* _WORK INSTRUCTIONS_: Pull out every line of the listing below where "chillaba" appears.

☆ ☆ ☆

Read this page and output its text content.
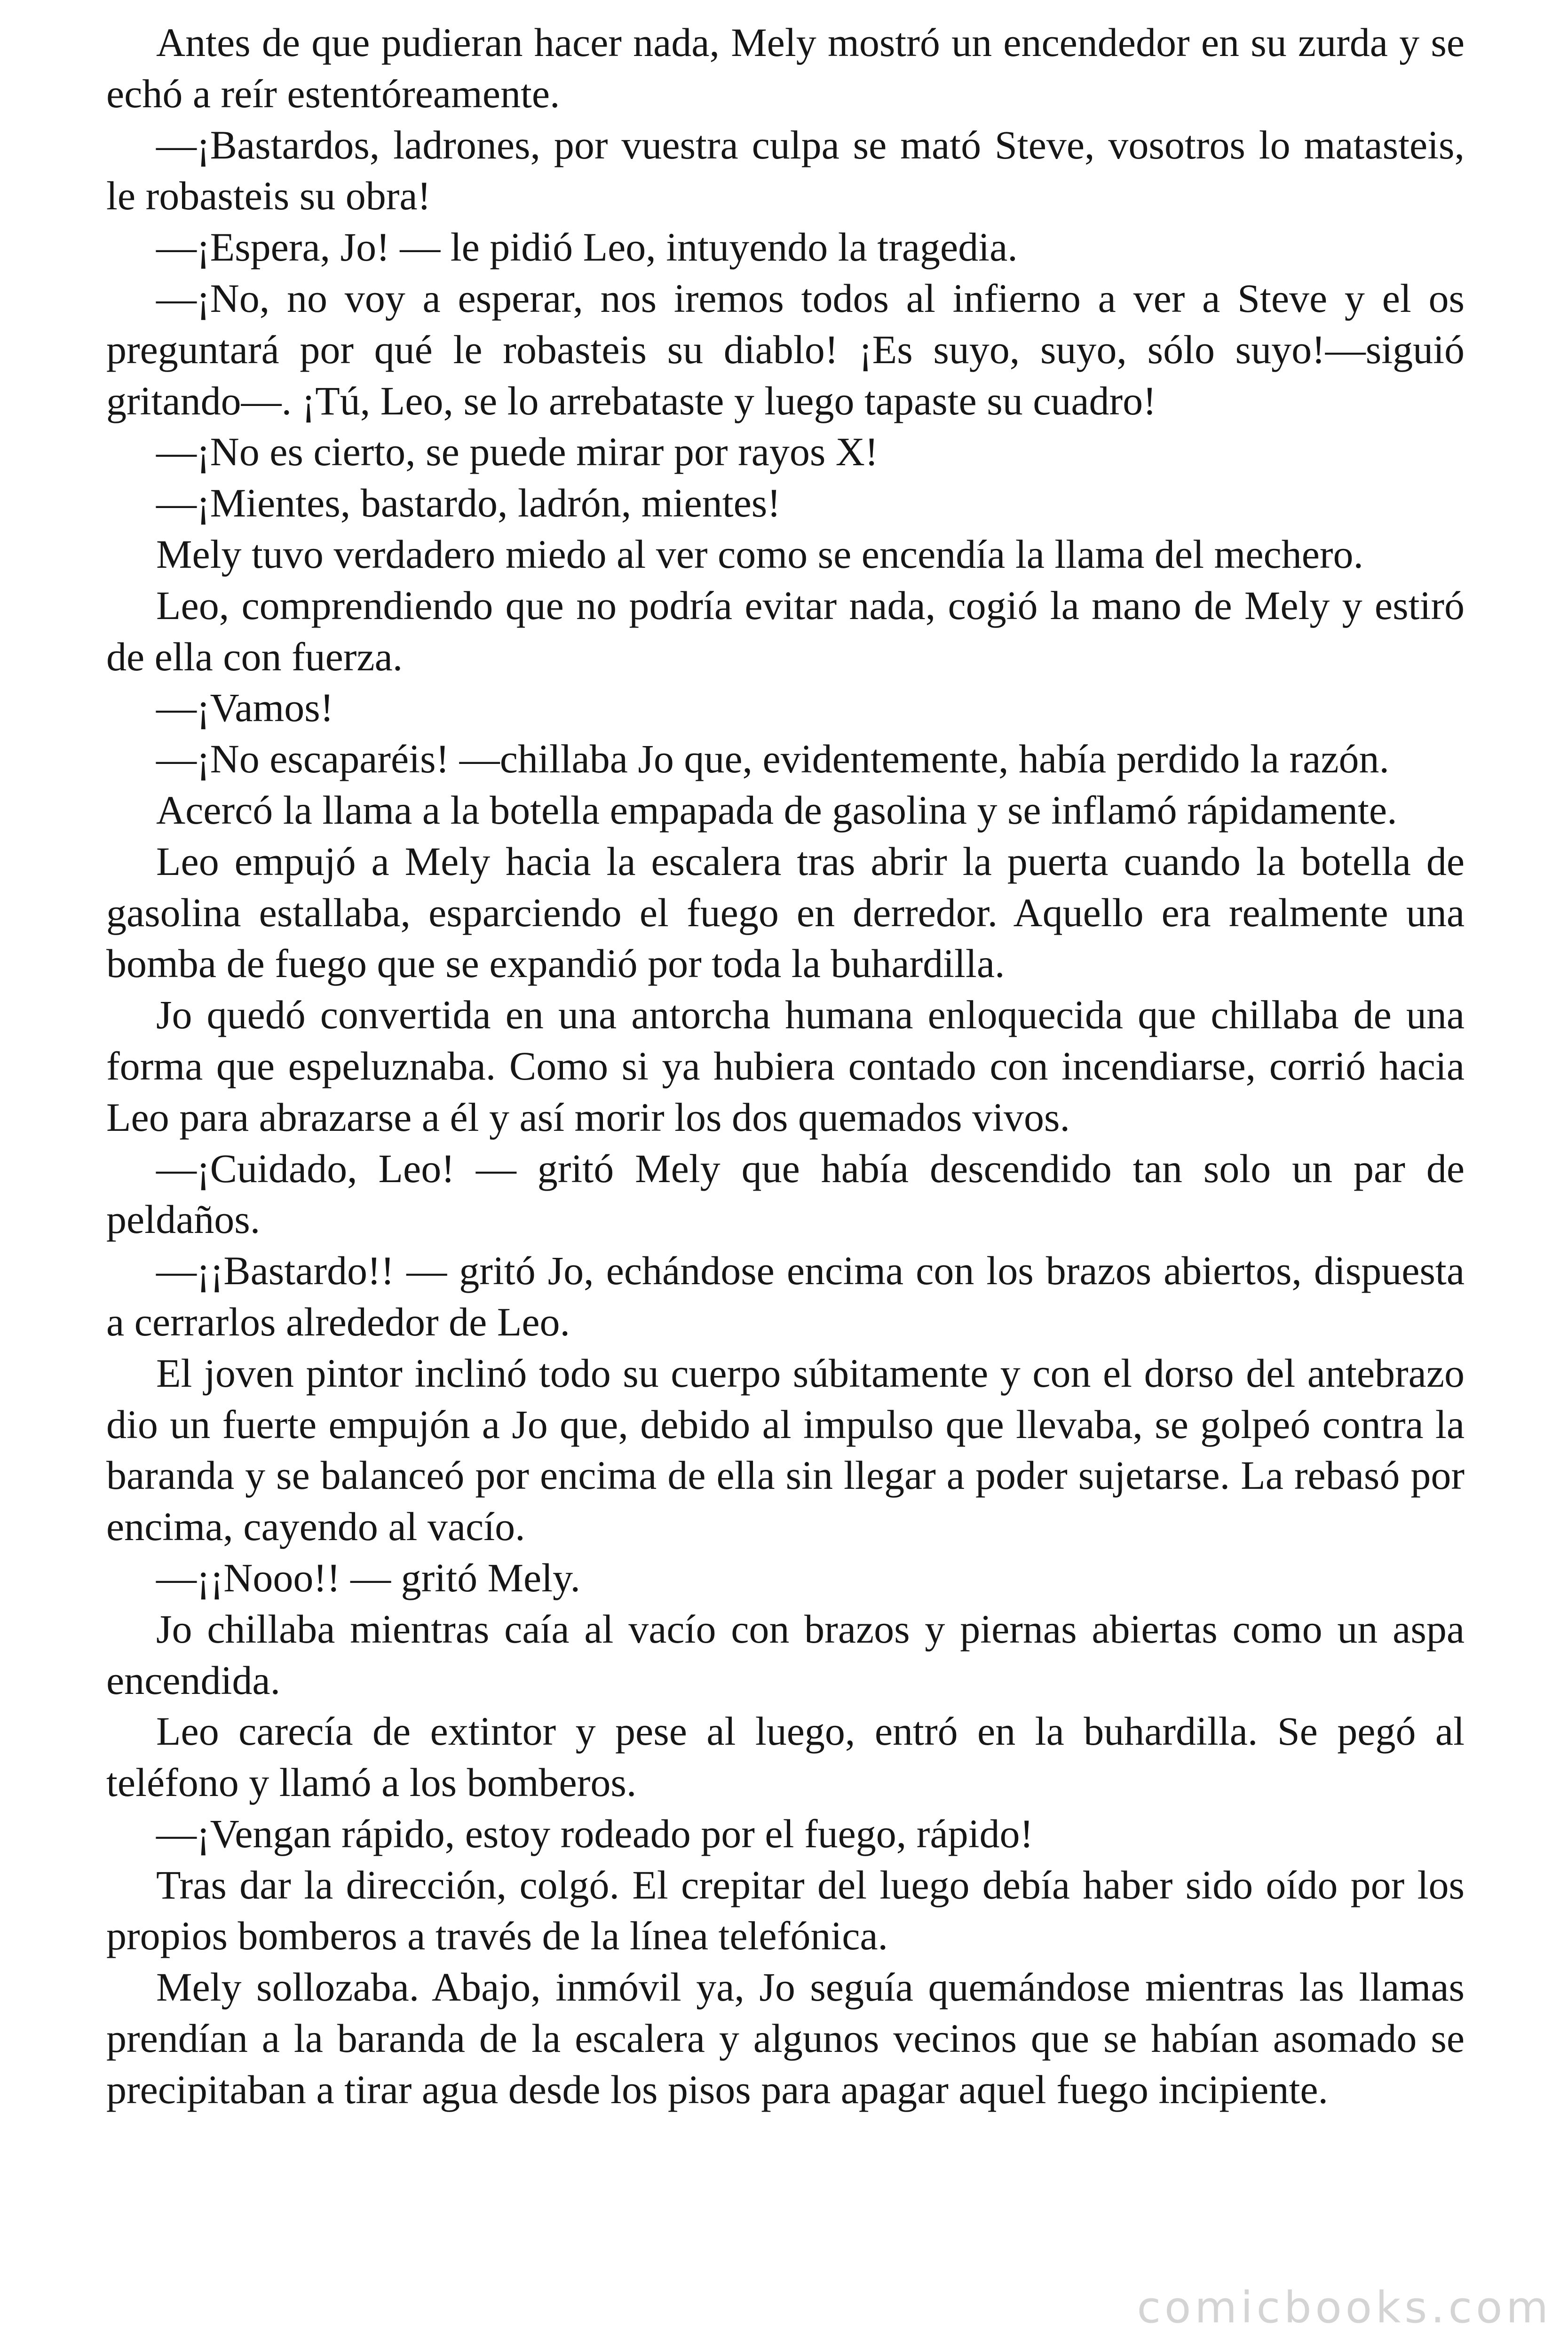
Antes de que pudieran hacer nada, Mely mostró un encendedor en su zurda y se echó a reír estentóreamente.

—¡Bastardos, ladrones, por vuestra culpa se mató Steve, vosotros lo matasteis, le robasteis su obra!

—¡Espera, Jo! — le pidió Leo, intuyendo la tragedia.

—¡No, no voy a esperar, nos iremos todos al infierno a ver a Steve y el os preguntará por qué le robasteis su diablo! ¡Es suyo, suyo, sólo suyo!—siguió gritando—. ¡Tú, Leo, se lo arrebataste y luego tapaste su cuadro!

—¡No es cierto, se puede mirar por rayos X!

—¡Mientes, bastardo, ladrón, mientes!

Mely tuvo verdadero miedo al ver como se encendía la llama del mechero.

Leo, comprendiendo que no podría evitar nada, cogió la mano de Mely y estiró de ella con fuerza.

—¡Vamos!

—¡No escaparéis! —chillaba Jo que, evidentemente, había perdido la razón.

Acercó la llama a la botella empapada de gasolina y se inflamó rápidamente.

Leo empujó a Mely hacia la escalera tras abrir la puerta cuando la botella de gasolina estallaba, esparciendo el fuego en derredor. Aquello era realmente una bomba de fuego que se expandió por toda la buhardilla.

Jo quedó convertida en una antorcha humana enloquecida que chillaba de una forma que espeluznaba. Como si ya hubiera contado con incendiarse, corrió hacia Leo para abrazarse a él y así morir los dos quemados vivos.

—¡Cuidado, Leo! — gritó Mely que había descendido tan solo un par de peldaños.

—¡¡Bastardo!! — gritó Jo, echándose encima con los brazos abiertos, dispuesta a cerrarlos alrededor de Leo.

El joven pintor inclinó todo su cuerpo súbitamente y con el dorso del antebrazo dio un fuerte empujón a Jo que, debido al impulso que llevaba, se golpeó contra la baranda y se balanceó por encima de ella sin llegar a poder sujetarse. La rebasó por encima, cayendo al vacío.

—¡¡Nooo!! — gritó Mely.

Jo chillaba mientras caía al vacío con brazos y piernas abiertas como un aspa encendida.

Leo carecía de extintor y pese al luego, entró en la buhardilla. Se pegó al teléfono y llamó a los bomberos.

—¡Vengan rápido, estoy rodeado por el fuego, rápido!

Tras dar la dirección, colgó. El crepitar del luego debía haber sido oído por los propios bomberos a través de la línea telefónica.

Mely sollozaba. Abajo, inmóvil ya, Jo seguía quemándose mientras las llamas prendían a la baranda de la escalera y algunos vecinos que se habían asomado se precipitaban a tirar agua desde los pisos para apagar aquel fuego incipiente.

comicbooks.com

☆ ☆ ☆

* _THE SOLUTION_:
—¡No escaparéis! —chillaba Jo que, evidentemente, había perdido la razón.
Jo quedó convertida en una antorcha humana enloquecida que chillaba de una forma que espeluznaba. Como si ya hubiera contado con incendiarse, corrió hacia Leo para abrazarse a él y así morir los dos quemados vivos.
Jo chillaba mientras caía al vacío con brazos y piernas abiertas como un aspa encendida.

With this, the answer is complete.